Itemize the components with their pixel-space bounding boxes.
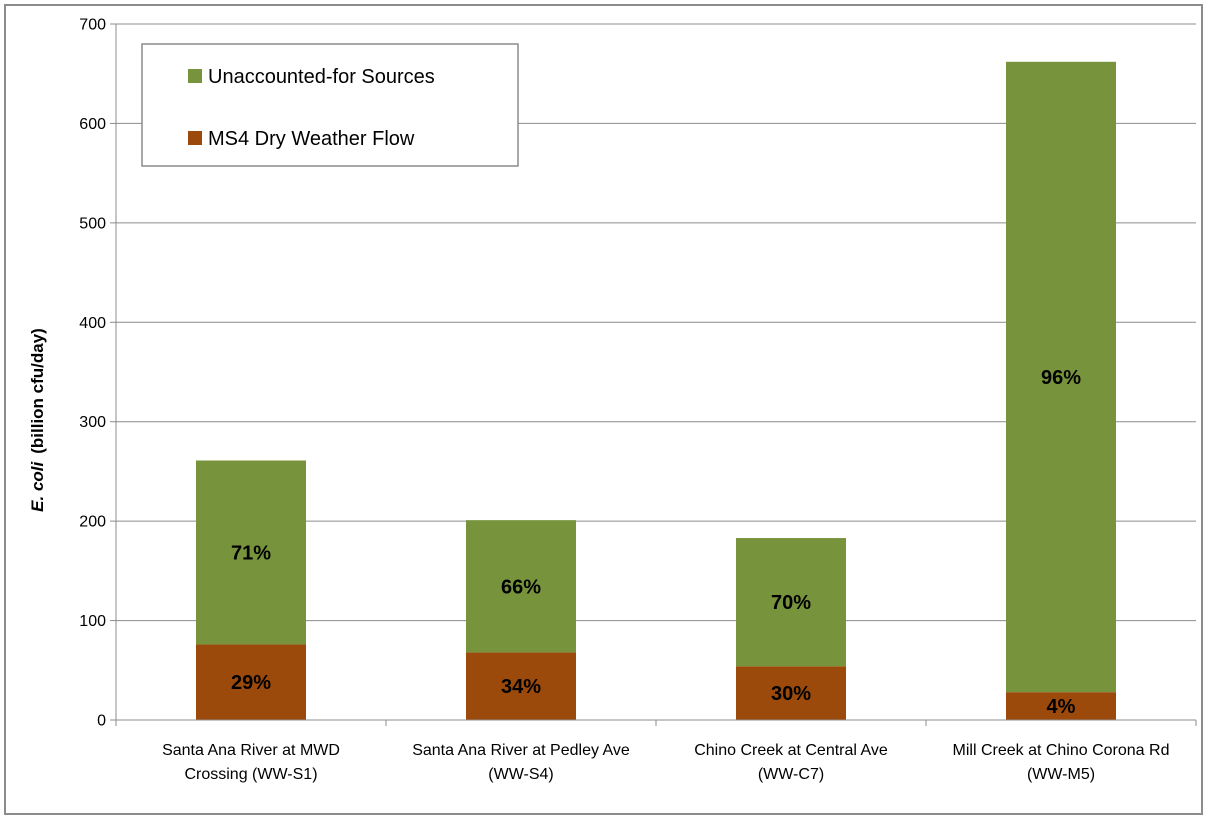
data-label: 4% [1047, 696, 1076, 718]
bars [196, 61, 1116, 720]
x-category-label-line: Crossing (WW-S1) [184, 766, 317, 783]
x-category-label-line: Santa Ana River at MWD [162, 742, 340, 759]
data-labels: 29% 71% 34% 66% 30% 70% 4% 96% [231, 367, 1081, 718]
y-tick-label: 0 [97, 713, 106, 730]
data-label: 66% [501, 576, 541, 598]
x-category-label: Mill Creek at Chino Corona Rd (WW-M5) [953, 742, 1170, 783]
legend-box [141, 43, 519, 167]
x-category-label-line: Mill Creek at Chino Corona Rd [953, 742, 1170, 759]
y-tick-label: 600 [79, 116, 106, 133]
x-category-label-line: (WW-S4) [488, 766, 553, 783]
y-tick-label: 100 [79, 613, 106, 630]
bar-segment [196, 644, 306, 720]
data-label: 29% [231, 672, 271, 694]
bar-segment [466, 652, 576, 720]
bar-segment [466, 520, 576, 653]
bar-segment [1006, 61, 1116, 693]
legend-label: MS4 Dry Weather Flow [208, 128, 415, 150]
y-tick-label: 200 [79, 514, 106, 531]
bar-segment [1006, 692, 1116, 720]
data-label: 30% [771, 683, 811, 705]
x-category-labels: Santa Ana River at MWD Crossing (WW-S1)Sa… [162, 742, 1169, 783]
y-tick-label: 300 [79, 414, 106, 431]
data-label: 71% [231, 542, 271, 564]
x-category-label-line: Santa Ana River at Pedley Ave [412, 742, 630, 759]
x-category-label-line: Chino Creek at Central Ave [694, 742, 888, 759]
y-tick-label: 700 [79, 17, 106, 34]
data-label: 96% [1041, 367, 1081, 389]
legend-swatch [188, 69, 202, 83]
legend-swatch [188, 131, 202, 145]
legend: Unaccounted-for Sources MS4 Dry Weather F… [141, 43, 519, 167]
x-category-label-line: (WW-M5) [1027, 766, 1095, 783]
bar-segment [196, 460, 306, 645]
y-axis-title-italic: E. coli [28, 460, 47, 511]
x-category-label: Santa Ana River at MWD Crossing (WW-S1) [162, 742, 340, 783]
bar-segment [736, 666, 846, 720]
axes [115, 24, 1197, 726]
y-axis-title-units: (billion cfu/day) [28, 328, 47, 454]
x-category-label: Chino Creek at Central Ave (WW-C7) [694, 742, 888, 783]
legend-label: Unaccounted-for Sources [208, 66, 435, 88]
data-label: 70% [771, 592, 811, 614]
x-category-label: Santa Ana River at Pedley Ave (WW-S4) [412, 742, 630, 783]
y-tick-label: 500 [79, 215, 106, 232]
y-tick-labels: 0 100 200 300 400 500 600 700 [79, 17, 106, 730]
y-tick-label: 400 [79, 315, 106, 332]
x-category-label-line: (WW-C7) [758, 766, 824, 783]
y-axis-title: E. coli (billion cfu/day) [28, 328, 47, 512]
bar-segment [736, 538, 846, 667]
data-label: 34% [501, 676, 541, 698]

- GOAL -
Transcribe the lines of the records verbatim, starting at the line that contains "data-label: 4% [1047, 696, 1076, 718]" and ending at the line that contains "data-label: 96% [1041, 367, 1081, 389]", with both of those lines included.

- SOLUTION TO THE EXERCISE -
data-label: 4% [1047, 696, 1076, 718]
bars [196, 61, 1116, 720]
x-category-label-line: Crossing (WW-S1) [184, 766, 317, 783]
x-category-label-line: Santa Ana River at MWD [162, 742, 340, 759]
data-labels: 29% 71% 34% 66% 30% 70% 4% 96% [231, 367, 1081, 718]
y-tick-label: 0 [97, 713, 106, 730]
data-label: 66% [501, 576, 541, 598]
x-category-label: Mill Creek at Chino Corona Rd (WW-M5) [953, 742, 1170, 783]
legend-box [141, 43, 519, 167]
x-category-label-line: Mill Creek at Chino Corona Rd [953, 742, 1170, 759]
y-tick-label: 600 [79, 116, 106, 133]
x-category-label-line: (WW-S4) [488, 766, 553, 783]
y-tick-label: 100 [79, 613, 106, 630]
bar-segment [196, 644, 306, 720]
data-label: 29% [231, 672, 271, 694]
bar-segment [466, 652, 576, 720]
bar-segment [466, 520, 576, 653]
bar-segment [1006, 61, 1116, 693]
legend-label: MS4 Dry Weather Flow [208, 128, 415, 150]
y-tick-label: 200 [79, 514, 106, 531]
bar-segment [1006, 692, 1116, 720]
data-label: 30% [771, 683, 811, 705]
x-category-labels: Santa Ana River at MWD Crossing (WW-S1)Sa… [162, 742, 1169, 783]
y-tick-label: 300 [79, 414, 106, 431]
data-label: 71% [231, 542, 271, 564]
x-category-label-line: Santa Ana River at Pedley Ave [412, 742, 630, 759]
x-category-label-line: Chino Creek at Central Ave [694, 742, 888, 759]
y-tick-label: 700 [79, 17, 106, 34]
data-label: 96% [1041, 367, 1081, 389]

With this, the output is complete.